→ **Objective**
Look through the lines below and extract each one that contains "JSON".
+++ Material supplied +++
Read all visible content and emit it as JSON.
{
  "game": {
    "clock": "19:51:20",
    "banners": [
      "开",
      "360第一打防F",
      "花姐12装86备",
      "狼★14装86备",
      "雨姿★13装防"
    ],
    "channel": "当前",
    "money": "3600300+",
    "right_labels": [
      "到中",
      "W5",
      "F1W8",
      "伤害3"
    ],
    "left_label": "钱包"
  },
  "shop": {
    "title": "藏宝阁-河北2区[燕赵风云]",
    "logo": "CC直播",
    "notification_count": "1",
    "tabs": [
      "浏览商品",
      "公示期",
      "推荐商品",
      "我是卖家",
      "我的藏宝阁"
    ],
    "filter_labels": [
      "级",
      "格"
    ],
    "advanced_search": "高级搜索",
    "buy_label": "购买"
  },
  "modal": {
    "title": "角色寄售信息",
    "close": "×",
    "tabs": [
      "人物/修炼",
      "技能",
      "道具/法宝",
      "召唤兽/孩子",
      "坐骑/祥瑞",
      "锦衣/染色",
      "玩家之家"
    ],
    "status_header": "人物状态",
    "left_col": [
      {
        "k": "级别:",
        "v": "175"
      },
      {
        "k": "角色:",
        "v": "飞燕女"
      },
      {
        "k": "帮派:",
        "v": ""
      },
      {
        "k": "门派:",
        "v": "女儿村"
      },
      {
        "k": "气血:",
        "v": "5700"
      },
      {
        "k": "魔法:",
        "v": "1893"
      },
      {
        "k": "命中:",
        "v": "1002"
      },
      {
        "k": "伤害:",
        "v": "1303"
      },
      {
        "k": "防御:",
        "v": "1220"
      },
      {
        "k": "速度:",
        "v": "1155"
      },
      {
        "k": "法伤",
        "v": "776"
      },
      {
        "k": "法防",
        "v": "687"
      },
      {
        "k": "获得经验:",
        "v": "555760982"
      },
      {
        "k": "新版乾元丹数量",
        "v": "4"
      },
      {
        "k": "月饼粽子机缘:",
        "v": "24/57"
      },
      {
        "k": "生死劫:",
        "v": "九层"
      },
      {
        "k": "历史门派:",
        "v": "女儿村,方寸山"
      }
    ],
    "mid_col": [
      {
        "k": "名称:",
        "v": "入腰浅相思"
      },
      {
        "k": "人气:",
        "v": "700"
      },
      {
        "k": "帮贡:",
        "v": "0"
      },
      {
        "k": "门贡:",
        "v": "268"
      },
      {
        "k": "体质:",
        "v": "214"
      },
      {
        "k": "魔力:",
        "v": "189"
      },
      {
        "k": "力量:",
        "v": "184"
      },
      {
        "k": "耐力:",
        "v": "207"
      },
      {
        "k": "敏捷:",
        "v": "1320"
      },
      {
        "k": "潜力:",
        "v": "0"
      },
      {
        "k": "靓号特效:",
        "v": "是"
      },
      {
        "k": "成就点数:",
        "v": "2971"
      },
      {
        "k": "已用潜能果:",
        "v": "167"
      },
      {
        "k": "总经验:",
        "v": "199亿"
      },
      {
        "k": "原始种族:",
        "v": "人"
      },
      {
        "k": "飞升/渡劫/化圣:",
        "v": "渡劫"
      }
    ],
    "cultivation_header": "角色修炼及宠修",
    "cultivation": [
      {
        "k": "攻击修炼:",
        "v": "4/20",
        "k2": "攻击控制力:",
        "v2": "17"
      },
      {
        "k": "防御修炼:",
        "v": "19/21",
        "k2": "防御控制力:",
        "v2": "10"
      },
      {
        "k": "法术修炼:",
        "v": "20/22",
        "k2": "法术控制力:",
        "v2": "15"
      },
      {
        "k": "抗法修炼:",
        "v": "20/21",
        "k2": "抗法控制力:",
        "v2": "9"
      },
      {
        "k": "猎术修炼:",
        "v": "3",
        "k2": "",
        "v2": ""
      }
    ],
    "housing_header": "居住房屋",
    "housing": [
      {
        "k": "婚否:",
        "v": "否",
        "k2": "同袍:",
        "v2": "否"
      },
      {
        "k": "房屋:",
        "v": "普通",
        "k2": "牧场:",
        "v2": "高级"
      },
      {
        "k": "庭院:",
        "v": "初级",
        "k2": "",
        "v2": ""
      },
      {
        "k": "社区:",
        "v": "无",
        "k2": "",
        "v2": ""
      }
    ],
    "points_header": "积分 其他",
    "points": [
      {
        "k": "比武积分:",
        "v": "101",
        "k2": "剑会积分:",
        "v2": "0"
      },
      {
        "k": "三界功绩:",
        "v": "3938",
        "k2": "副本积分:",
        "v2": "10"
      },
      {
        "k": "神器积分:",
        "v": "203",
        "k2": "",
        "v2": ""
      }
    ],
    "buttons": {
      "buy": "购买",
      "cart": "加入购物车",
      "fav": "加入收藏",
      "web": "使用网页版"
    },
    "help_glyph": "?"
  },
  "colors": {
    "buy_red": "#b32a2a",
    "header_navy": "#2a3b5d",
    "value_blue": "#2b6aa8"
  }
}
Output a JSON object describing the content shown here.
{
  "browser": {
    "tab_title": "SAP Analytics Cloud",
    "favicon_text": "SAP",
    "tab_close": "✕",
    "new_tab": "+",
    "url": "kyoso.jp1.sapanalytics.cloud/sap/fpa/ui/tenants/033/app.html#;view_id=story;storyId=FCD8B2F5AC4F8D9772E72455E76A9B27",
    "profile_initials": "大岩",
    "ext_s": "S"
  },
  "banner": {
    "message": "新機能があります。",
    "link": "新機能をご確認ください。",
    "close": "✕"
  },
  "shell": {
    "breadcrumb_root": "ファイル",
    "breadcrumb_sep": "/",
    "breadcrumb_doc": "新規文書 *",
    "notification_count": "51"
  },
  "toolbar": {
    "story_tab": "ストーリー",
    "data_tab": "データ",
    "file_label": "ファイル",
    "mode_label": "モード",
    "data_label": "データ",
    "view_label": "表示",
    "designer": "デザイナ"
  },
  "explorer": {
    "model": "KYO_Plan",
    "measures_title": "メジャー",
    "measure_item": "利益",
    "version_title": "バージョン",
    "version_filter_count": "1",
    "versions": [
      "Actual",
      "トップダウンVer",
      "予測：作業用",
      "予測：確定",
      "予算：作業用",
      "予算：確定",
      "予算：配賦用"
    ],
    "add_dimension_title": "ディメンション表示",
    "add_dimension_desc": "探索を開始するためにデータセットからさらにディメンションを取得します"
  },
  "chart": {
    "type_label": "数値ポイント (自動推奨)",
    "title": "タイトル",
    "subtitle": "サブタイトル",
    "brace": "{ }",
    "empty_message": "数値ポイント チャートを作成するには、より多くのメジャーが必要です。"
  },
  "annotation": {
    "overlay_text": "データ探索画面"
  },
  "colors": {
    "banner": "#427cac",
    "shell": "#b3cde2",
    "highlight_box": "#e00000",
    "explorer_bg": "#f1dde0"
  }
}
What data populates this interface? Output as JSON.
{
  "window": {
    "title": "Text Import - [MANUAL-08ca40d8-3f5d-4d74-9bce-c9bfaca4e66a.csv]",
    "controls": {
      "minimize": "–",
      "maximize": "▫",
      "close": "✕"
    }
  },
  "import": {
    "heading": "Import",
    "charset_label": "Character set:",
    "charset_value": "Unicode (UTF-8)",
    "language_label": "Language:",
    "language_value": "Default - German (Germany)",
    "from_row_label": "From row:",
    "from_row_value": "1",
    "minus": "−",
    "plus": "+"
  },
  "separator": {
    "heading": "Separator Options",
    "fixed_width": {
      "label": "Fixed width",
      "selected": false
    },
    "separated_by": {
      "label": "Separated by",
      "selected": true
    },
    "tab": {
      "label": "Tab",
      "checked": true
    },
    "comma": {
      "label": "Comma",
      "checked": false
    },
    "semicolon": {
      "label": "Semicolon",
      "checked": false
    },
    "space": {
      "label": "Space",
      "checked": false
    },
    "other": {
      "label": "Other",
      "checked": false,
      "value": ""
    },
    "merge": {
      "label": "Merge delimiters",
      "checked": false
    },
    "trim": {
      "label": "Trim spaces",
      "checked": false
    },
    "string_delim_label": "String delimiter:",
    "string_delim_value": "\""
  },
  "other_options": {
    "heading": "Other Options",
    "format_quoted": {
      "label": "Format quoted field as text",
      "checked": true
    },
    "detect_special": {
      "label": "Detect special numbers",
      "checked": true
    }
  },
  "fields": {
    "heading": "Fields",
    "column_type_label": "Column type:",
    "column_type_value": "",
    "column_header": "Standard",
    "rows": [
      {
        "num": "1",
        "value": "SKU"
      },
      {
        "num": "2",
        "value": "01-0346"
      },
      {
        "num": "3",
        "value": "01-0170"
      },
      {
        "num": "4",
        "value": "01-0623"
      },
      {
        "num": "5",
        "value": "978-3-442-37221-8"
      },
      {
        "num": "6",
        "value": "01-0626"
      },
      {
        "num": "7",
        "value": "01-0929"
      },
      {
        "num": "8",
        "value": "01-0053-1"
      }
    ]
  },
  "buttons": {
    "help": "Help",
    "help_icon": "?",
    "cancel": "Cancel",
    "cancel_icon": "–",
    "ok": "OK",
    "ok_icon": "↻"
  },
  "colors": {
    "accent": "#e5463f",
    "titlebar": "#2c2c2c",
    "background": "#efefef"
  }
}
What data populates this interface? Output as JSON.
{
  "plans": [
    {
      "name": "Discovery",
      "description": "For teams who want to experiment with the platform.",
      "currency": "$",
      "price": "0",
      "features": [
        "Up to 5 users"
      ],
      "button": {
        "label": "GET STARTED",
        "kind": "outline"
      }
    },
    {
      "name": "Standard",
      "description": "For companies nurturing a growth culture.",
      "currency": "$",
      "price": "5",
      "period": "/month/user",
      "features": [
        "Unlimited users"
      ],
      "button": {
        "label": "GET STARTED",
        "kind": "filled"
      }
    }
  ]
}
+++
→ **Output of the exercise**
Read all visible content and emit it as JSON.
Output a JSON object describing the content shown here.
What data populates this interface? Output as JSON.
What data populates this interface? Output as JSON.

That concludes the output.